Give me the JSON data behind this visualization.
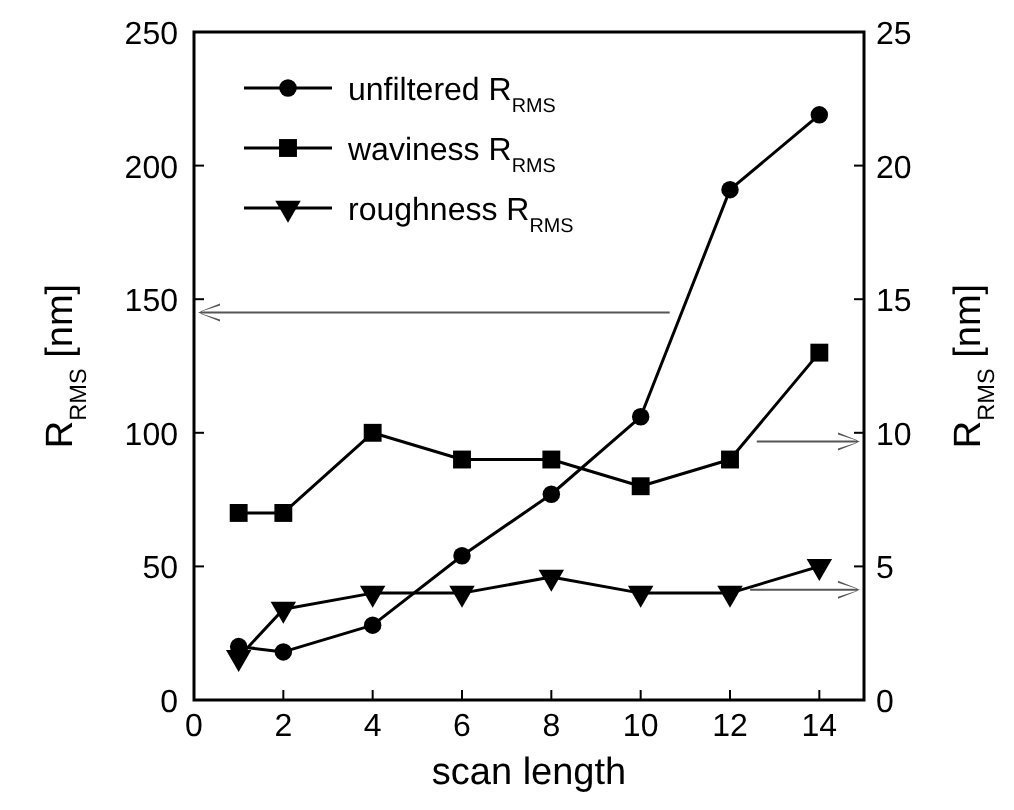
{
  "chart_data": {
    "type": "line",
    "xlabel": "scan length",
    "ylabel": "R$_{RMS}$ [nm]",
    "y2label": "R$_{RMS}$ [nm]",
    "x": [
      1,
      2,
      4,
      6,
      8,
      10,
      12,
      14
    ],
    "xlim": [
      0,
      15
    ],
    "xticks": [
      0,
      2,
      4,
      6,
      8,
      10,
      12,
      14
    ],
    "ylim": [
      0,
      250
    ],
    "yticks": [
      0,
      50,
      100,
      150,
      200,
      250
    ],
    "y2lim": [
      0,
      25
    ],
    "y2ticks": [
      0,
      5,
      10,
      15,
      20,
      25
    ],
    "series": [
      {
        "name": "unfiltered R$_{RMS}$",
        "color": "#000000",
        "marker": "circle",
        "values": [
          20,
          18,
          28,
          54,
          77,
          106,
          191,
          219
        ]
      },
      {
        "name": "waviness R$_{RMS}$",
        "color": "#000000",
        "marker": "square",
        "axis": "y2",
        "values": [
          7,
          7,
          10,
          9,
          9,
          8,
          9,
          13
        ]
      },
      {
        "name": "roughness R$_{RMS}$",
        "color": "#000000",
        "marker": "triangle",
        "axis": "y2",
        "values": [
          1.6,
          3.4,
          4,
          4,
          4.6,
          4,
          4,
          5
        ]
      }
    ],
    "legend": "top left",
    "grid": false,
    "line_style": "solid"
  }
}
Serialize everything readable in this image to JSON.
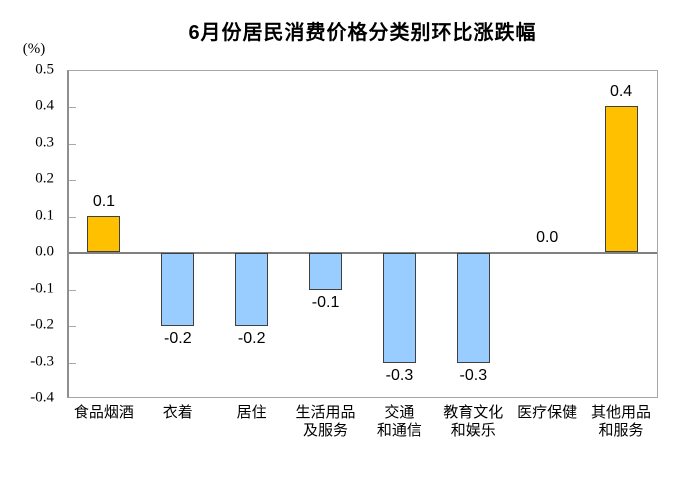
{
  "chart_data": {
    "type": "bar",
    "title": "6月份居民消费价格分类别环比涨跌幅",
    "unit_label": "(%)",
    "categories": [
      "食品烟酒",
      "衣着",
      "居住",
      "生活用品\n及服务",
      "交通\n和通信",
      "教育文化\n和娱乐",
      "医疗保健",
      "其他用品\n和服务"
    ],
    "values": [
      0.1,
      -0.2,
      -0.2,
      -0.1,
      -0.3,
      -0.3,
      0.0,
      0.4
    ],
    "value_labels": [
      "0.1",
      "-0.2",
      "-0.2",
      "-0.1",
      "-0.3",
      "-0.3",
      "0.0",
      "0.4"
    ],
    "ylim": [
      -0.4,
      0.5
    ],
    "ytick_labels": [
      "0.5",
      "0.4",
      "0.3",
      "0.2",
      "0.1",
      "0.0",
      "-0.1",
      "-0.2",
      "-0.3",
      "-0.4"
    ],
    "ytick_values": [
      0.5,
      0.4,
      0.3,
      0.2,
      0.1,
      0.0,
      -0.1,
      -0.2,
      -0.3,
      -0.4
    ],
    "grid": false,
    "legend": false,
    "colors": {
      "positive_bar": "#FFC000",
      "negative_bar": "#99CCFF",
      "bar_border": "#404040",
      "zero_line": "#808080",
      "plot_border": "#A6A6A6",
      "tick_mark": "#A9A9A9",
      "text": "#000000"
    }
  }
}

> _YOUR INSTRUCTIONS_
The data above should be repeated exactly, minus any pictures.

> _RESULT_
Give me the JSON data behind this visualization.
{
  "chart_data": {
    "type": "line",
    "xlabel": "scan length",
    "ylabel": "R$_{RMS}$ [nm]",
    "y2label": "R$_{RMS}$ [nm]",
    "x": [
      1,
      2,
      4,
      6,
      8,
      10,
      12,
      14
    ],
    "xlim": [
      0,
      15
    ],
    "xticks": [
      0,
      2,
      4,
      6,
      8,
      10,
      12,
      14
    ],
    "ylim": [
      0,
      250
    ],
    "yticks": [
      0,
      50,
      100,
      150,
      200,
      250
    ],
    "y2lim": [
      0,
      25
    ],
    "y2ticks": [
      0,
      5,
      10,
      15,
      20,
      25
    ],
    "series": [
      {
        "name": "unfiltered R$_{RMS}$",
        "color": "#000000",
        "marker": "circle",
        "values": [
          20,
          18,
          28,
          54,
          77,
          106,
          191,
          219
        ]
      },
      {
        "name": "waviness R$_{RMS}$",
        "color": "#000000",
        "marker": "square",
        "axis": "y2",
        "values": [
          7,
          7,
          10,
          9,
          9,
          8,
          9,
          13
        ]
      },
      {
        "name": "roughness R$_{RMS}$",
        "color": "#000000",
        "marker": "triangle",
        "axis": "y2",
        "values": [
          1.6,
          3.4,
          4,
          4,
          4.6,
          4,
          4,
          5
        ]
      }
    ],
    "legend": "top left",
    "grid": false,
    "line_style": "solid"
  }
}
Serialize everything readable in this image to JSON.
{
  "chart_data": {
    "type": "bar",
    "title": "6月份居民消费价格分类别环比涨跌幅",
    "unit_label": "(%)",
    "categories": [
      "食品烟酒",
      "衣着",
      "居住",
      "生活用品\n及服务",
      "交通\n和通信",
      "教育文化\n和娱乐",
      "医疗保健",
      "其他用品\n和服务"
    ],
    "values": [
      0.1,
      -0.2,
      -0.2,
      -0.1,
      -0.3,
      -0.3,
      0.0,
      0.4
    ],
    "value_labels": [
      "0.1",
      "-0.2",
      "-0.2",
      "-0.1",
      "-0.3",
      "-0.3",
      "0.0",
      "0.4"
    ],
    "ylim": [
      -0.4,
      0.5
    ],
    "ytick_labels": [
      "0.5",
      "0.4",
      "0.3",
      "0.2",
      "0.1",
      "0.0",
      "-0.1",
      "-0.2",
      "-0.3",
      "-0.4"
    ],
    "ytick_values": [
      0.5,
      0.4,
      0.3,
      0.2,
      0.1,
      0.0,
      -0.1,
      -0.2,
      -0.3,
      -0.4
    ],
    "grid": false,
    "legend": false,
    "colors": {
      "positive_bar": "#FFC000",
      "negative_bar": "#99CCFF",
      "bar_border": "#404040",
      "zero_line": "#808080",
      "plot_border": "#A6A6A6",
      "tick_mark": "#A9A9A9",
      "text": "#000000"
    }
  }
}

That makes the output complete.